- Textauszug -

####

Und daran hängt die ganze Schulmisere?

Es ist ein Problem, dass die deutschen Lehrer – überspitzt gesagt – den Leseunterricht einstellen, wenn Kinder die elementare Lesefähigkeit aufweisen bzw. laut vorlesen können. Die Vermittlung von Lesetechniken findet nur ansatzweise statt. Aber unser Bildungssystem krankt meiner Ansicht nach an allen Ecken und Enden. Das geht los bei der mangelnden vorschulischen Förderung, der schlechten finanziellen Ausstattung des Primarbereichs und endet bei den zahlreichen Auslesemechanismen der deutschen Schule. Generell gesagt: Unsere Schule fördert Kinder nicht, sondern sie sortiert sie nach unten aus.

Sie beginnen die Debatte um die Schulform. Bringt die uns wirklich weiter?

Wir müssen sie führen, weil wir sonst auf mittlere Sicht nicht weiter kommen. Inzwischen ist durch die internationalen Studien doch gut dokumentiert, welche verheerenden Wirkungen das ständige Herabstufen der Kinder hat – zumal, wie Iglu gezeigt hat, viele Kinder trotz guter Leistungen keine Gymnasialempfehlung erreichen. Das Auslesen schwächt das Selbstbewusstsein der Lernenden und es hat einen skandalösen Effekt – das Entstehen „differenzieller Lernmilieus“.

Wo ist der Skandal?

Dass Kinder gleichen IQs, gleicher Lesefähigkeit und gleicher sozialer Herkunft sich auseinander entwickeln, weil sie in verschiedene Schulformen gesteckt werden. Im Durchschnitt bleiben Jugendliche in der Hauptschule um eineinhalb Lernjahre hinter den Gymnasiasten zurück. Das ist nicht hinnehmbar. Jedes Kind hat das Recht und den Anspruch auf das gleiche Lernmilieu.

Sie haben Recht – aber Sie wissen auch, dass ein Umschalten auf „Schule für alle“ von heute auf morgen nicht gelingen kann. Muss man nicht zunächst kurzfristig etwas für die armen Sekundarschüler tun, die in drei Jahren die nächste Pisastudie zu bewältigen haben?

So viel kann man da nicht tun, denn die Dreigliedrigkeit des Schulwesens verhindert meiner Meinung nach die Förderbemühungen. Salopp: Wer rausschmeißen kann, braucht sich um das Fördern keine Gedanken zu machen. Interessant ist doch: In der Grundschule haben wir viel geschafft – aber nach der Auslese in die so genannten weiterführenden Schulen vergrößert sich die Schere zwischen guten und schlechten SchülerInnen dramatisch. Lagen die Viertklässler noch oberhalb des internationalen Mittelwerts, liegen sie bei Pisa weit darunter.

Was kann man tun?

Kleine Reparaturen bringen nichts, es geht um einen Systemwechsel.

Die Abschaffung der dreigliedrigen Schule.

####

- Bereitgestelltes Material -

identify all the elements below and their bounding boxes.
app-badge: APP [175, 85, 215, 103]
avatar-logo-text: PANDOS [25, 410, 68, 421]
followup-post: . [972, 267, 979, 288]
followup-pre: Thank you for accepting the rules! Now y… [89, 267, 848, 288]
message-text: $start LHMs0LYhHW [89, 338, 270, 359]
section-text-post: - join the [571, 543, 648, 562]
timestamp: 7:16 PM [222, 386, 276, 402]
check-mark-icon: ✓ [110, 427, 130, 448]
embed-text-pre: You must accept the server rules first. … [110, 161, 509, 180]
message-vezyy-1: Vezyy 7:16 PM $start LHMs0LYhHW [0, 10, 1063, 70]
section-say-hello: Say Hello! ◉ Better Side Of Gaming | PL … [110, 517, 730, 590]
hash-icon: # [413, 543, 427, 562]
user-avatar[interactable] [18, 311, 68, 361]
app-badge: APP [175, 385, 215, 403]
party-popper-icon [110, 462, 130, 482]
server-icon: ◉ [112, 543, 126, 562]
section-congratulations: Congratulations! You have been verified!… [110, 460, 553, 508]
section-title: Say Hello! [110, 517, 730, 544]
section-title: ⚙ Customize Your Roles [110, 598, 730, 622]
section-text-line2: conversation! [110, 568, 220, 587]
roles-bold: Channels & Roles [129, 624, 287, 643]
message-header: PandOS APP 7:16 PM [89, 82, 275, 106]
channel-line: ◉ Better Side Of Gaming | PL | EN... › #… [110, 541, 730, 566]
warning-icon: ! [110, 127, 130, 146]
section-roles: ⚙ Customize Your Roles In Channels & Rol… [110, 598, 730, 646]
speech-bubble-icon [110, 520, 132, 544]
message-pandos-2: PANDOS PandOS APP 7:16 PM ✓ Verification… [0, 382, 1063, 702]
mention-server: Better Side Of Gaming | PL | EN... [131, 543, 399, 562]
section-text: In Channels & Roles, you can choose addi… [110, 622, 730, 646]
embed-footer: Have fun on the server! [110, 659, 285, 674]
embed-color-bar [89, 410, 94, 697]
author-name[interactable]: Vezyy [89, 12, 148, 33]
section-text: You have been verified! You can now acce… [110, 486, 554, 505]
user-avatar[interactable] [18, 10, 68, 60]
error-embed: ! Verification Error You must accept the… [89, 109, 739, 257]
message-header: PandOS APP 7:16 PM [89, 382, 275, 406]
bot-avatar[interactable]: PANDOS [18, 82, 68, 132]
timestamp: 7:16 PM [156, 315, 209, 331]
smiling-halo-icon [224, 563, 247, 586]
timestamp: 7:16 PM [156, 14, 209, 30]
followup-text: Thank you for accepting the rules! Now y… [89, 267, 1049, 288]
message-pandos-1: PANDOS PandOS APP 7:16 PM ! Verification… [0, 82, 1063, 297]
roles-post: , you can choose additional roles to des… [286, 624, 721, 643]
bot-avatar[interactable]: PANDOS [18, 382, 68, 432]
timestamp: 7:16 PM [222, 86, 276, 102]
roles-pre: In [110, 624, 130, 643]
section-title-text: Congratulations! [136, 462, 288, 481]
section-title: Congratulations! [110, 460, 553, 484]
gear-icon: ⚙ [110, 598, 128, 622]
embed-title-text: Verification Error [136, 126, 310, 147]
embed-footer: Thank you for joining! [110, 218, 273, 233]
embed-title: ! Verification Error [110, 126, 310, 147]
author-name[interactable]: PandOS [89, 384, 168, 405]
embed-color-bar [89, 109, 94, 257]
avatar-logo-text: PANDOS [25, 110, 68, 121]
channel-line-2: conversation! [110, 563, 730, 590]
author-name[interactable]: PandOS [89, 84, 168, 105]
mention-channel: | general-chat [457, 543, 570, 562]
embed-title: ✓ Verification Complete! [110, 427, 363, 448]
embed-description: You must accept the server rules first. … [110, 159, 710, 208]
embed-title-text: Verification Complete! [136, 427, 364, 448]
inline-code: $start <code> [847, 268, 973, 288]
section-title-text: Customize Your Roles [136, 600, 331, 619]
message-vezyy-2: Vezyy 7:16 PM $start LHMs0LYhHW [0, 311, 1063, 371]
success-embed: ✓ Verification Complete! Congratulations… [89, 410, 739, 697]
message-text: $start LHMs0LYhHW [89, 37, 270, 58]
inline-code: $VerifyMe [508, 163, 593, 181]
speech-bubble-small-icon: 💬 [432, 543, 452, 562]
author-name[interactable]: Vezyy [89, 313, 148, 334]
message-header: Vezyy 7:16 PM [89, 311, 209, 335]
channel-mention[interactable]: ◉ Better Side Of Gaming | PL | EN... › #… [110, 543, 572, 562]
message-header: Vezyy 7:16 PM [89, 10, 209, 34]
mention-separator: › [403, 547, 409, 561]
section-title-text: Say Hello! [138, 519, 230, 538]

####

- Aufgaben -
1. Übernehmen Sie aus dem Interview zum deutschen Schulsystem wortgetreu den Abschnitt zwischen „So viel kann“ und „um einen Systemwechsel.“, beide eingeschlossen.
2. Um wie viele Lernjahre bleiben Jugendliche in der Hauptschule laut dem Interview zum deutschen Schulsystem im Durchschnitt hinter den Gymnasiasten zurück?
3. Führen Sie das Interview zum deutschen Schulsystem im Anschluss an seinen letzten Satz weiter.

- Lösungen -
1.
So viel kann man da nicht tun, denn die Dreigliedrigkeit des Schulwesens verhindert meiner Meinung nach die Förderbemühungen. Salopp: Wer rausschmeißen kann, braucht sich um das Fördern keine Gedanken zu machen. Interessant ist doch: In der Grundschule haben wir viel geschafft – aber nach der Auslese in die so genannten weiterführenden Schulen vergrößert sich die Schere zwischen guten und schlechten SchülerInnen dramatisch. Lagen die Viertklässler noch oberhalb des internationalen Mittelwerts, liegen sie bei Pisa weit darunter.

Was kann man tun?

Kleine Reparaturen bringen nichts, es geht um einen Systemwechsel.

2. Um eineinhalb Lernjahre.

3.
Ja, aber das ist ja kein Selbstzweck. Es ist nur ein Mittel auf dem Weg zu einer Schule, die alle unterstützt und nicht vorzeitig Kinder aus bildungsfernen Milieus abschiebt. Außerdem ist ein Mentalitätswechsel notwendig – bei den Eltern und den Lehrern. Nur so können wir von einer Lernkultur der Kontrolle und des Aussortierens hin zu einer Kultur des Förderns kommen.

Warum hängt die Mentalität mit dem Schulsystem zusammen?

Weil die dreigliedrige Schule auf der Theorie der Dreifaltigkeit der Begabung beruht. Wenn ein Kind nicht mitkommt, dann fühlen sich nicht etwa die Lehrer oder die Schule verantwortlich, sondern das Kind gilt dann als nicht begabt. Das Kind kann’s nicht – also wird es in eine Schulform für andere Begabungen abgeschoben. Etwa in die Hauptschule, die sich um praktisch begabte Schüler kümmern soll. Diese Mentalität hat die ganze Gesellschaft erfasst: Alle starren nur auf die Defizite und Fehler der Schüler. Unsere Kinder werden regelrecht pathologisiert.

Pisa macht die Kinder krank?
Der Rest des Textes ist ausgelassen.